** Written task **
Lines that contain the string "this" are to be copied; leave out all others.

Dataset items:
▽
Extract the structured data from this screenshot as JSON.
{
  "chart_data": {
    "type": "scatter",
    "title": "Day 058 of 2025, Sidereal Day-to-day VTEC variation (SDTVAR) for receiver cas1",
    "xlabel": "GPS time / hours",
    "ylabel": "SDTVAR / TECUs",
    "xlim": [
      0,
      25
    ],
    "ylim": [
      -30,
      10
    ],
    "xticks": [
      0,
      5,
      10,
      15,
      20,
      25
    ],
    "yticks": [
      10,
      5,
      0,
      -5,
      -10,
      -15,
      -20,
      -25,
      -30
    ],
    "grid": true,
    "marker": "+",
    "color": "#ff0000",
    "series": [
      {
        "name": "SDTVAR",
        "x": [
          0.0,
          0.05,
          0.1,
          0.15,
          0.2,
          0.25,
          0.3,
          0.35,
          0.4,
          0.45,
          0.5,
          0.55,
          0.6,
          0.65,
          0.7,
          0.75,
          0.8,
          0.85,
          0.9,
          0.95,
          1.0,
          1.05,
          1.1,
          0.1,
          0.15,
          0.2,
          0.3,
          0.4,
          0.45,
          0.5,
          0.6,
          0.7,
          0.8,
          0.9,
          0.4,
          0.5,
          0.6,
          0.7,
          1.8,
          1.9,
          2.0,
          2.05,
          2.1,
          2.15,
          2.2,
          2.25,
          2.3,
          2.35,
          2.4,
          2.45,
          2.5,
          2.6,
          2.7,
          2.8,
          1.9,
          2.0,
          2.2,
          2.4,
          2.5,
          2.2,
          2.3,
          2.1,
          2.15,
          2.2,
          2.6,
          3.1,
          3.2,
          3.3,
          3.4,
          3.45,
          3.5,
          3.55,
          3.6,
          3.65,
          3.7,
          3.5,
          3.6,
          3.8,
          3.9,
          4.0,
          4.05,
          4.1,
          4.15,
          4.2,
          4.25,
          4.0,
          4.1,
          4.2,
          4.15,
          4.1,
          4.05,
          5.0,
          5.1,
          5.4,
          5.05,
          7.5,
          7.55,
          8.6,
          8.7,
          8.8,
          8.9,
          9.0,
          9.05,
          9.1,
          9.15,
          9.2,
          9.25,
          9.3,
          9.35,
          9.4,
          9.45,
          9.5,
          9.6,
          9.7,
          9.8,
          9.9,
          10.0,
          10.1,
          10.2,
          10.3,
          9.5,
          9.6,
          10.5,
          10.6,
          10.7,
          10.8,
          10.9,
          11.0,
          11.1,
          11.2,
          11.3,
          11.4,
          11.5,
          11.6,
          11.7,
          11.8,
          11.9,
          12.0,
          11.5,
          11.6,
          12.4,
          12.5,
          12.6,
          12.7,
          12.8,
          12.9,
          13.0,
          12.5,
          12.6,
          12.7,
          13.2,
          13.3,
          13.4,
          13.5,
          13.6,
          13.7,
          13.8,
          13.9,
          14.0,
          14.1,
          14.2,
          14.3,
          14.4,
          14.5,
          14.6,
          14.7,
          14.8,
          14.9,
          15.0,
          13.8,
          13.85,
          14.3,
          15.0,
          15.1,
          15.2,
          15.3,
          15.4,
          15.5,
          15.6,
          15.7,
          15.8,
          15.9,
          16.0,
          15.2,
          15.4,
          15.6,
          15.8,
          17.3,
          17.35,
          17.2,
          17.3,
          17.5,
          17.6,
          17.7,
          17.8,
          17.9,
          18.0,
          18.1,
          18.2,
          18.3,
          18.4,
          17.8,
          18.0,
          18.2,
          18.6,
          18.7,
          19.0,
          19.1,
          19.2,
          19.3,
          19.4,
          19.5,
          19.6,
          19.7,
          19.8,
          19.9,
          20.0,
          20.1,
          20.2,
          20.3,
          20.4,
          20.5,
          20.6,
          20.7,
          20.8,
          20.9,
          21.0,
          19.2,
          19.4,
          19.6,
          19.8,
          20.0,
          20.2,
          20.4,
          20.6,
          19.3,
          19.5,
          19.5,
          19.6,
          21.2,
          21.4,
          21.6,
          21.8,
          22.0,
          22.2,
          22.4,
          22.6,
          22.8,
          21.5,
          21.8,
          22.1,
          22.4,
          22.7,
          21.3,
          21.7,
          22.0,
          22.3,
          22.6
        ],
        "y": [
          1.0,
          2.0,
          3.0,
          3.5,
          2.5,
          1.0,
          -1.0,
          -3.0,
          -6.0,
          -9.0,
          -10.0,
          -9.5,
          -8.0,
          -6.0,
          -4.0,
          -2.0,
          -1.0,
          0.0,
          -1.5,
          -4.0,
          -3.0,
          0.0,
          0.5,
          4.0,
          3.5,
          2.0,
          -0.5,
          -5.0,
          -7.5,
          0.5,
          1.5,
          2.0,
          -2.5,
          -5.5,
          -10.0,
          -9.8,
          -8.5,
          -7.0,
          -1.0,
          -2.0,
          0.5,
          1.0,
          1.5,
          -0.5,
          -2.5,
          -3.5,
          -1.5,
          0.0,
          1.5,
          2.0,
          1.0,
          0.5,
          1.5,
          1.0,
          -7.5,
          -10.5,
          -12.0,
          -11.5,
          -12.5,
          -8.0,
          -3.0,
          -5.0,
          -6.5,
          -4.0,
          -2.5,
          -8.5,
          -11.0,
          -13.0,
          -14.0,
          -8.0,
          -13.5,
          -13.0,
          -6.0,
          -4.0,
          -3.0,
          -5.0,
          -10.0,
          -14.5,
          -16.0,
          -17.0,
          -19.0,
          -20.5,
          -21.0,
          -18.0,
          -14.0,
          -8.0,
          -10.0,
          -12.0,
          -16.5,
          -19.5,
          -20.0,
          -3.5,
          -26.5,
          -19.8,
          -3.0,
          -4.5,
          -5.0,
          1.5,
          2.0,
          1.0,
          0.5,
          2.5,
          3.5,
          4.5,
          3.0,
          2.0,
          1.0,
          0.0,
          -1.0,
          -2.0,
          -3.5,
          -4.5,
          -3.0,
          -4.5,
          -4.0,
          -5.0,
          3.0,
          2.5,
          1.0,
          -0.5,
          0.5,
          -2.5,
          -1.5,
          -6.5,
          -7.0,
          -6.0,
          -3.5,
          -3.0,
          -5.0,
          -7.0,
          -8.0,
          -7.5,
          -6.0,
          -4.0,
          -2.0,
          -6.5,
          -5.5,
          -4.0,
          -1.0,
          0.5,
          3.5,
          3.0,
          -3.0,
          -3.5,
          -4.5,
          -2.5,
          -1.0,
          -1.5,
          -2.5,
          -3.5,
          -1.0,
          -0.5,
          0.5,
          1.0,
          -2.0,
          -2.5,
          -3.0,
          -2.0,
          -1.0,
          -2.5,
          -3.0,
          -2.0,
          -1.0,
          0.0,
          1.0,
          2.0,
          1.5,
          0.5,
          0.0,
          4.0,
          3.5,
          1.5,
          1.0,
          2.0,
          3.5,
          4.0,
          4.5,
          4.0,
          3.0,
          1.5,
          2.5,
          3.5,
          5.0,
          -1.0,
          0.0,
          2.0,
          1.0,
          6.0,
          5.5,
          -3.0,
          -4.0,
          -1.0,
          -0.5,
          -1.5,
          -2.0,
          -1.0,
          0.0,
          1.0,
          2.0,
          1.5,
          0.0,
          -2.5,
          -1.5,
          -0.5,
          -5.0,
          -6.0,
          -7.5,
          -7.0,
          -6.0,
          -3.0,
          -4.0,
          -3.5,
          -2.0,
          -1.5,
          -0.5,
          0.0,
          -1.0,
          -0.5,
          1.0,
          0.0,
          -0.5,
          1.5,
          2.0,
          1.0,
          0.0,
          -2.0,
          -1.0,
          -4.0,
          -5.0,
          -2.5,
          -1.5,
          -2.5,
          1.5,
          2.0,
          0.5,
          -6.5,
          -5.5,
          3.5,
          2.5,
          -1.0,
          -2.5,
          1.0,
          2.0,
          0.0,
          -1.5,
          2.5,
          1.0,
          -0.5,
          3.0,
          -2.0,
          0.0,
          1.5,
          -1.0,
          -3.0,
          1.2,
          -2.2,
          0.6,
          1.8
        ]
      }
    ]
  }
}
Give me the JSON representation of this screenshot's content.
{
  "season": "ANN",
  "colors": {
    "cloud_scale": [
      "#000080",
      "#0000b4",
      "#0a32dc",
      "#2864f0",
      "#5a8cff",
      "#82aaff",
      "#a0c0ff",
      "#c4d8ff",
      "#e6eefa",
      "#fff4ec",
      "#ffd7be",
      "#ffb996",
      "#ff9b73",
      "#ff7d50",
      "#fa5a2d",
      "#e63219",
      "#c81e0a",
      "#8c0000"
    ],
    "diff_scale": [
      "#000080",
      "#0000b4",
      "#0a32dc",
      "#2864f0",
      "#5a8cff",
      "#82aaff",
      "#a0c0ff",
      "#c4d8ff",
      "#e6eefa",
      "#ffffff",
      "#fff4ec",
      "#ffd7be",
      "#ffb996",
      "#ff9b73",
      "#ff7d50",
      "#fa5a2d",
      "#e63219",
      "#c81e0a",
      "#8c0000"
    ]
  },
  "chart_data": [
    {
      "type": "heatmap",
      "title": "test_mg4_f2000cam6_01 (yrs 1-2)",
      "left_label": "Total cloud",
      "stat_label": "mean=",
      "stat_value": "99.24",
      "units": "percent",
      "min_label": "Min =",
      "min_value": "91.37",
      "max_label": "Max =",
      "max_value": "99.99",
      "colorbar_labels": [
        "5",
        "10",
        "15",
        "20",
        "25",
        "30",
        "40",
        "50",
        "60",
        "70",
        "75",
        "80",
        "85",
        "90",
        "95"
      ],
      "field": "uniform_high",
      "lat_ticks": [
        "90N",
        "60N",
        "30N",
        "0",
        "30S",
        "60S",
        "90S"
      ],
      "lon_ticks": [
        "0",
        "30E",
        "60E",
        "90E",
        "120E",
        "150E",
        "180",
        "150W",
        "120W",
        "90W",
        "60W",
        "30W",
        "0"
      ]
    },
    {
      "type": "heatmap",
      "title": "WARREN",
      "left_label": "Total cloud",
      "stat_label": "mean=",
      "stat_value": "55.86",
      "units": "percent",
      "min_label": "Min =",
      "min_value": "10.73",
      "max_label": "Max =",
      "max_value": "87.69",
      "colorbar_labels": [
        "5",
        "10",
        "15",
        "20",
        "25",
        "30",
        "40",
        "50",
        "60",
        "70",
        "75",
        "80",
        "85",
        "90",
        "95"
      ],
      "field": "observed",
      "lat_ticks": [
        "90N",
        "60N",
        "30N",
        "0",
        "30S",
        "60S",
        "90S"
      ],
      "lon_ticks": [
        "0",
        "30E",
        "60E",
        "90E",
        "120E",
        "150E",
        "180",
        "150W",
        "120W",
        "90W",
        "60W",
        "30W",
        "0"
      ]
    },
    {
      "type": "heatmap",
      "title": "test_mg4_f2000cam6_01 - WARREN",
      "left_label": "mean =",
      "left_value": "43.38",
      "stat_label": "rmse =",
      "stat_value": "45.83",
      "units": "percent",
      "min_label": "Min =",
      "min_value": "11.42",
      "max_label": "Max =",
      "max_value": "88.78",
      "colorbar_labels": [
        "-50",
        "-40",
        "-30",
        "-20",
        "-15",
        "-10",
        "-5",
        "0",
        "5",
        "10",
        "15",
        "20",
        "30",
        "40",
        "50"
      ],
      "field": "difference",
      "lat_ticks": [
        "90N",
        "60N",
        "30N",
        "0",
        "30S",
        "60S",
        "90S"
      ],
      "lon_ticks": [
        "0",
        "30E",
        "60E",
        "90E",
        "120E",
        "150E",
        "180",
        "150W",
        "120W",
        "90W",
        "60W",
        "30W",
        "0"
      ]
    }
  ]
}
△
** Written answer **
Extract the structured data from this screenshot as JSON.
Give me the JSON representation of this screenshot's content.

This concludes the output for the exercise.